Records provided START

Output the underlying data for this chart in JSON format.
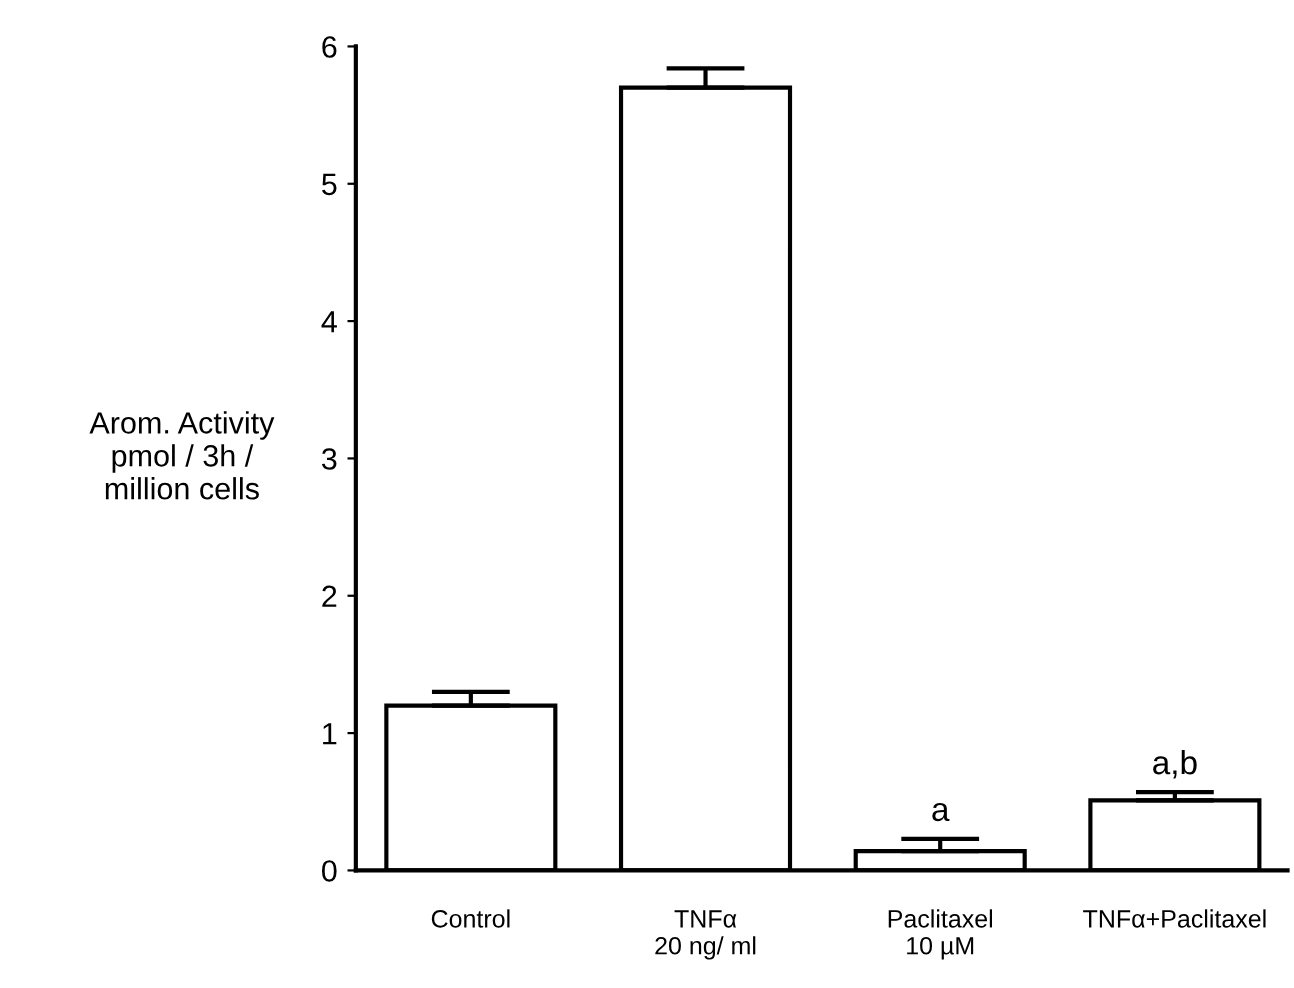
{
  "chart_data": {
    "type": "bar",
    "ylabel": "Arom. Activity\npmol / 3h /\nmillion cells",
    "categories": [
      "Control",
      "TNFα\n20 ng/ ml",
      "Paclitaxel\n10 µM",
      "TNFα+Paclitaxel"
    ],
    "values": [
      1.2,
      5.7,
      0.14,
      0.51
    ],
    "errors": [
      0.1,
      0.14,
      0.09,
      0.06
    ],
    "color": "#ffffff",
    "ylim": [
      0,
      6
    ],
    "yticks": [
      0,
      1,
      2,
      3,
      4,
      5,
      6
    ],
    "grid": false,
    "annotations": [
      {
        "text": "a",
        "x": "Paclitaxel\n10 µM",
        "y": 0.23
      },
      {
        "text": "a,b",
        "x": "TNFα+Paclitaxel",
        "y": 0.57
      }
    ]
  }
}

Records provided END

▶ [Task details]:
The response should consist of the entries above, given again exactly and free of pictures.

▶ [Completed task]:
Output the underlying data for this chart in JSON format.
{
  "chart_data": {
    "type": "bar",
    "ylabel": "Arom. Activity\npmol / 3h /\nmillion cells",
    "categories": [
      "Control",
      "TNFα\n20 ng/ ml",
      "Paclitaxel\n10 µM",
      "TNFα+Paclitaxel"
    ],
    "values": [
      1.2,
      5.7,
      0.14,
      0.51
    ],
    "errors": [
      0.1,
      0.14,
      0.09,
      0.06
    ],
    "color": "#ffffff",
    "ylim": [
      0,
      6
    ],
    "yticks": [
      0,
      1,
      2,
      3,
      4,
      5,
      6
    ],
    "grid": false,
    "annotations": [
      {
        "text": "a",
        "x": "Paclitaxel\n10 µM",
        "y": 0.23
      },
      {
        "text": "a,b",
        "x": "TNFα+Paclitaxel",
        "y": 0.57
      }
    ]
  }
}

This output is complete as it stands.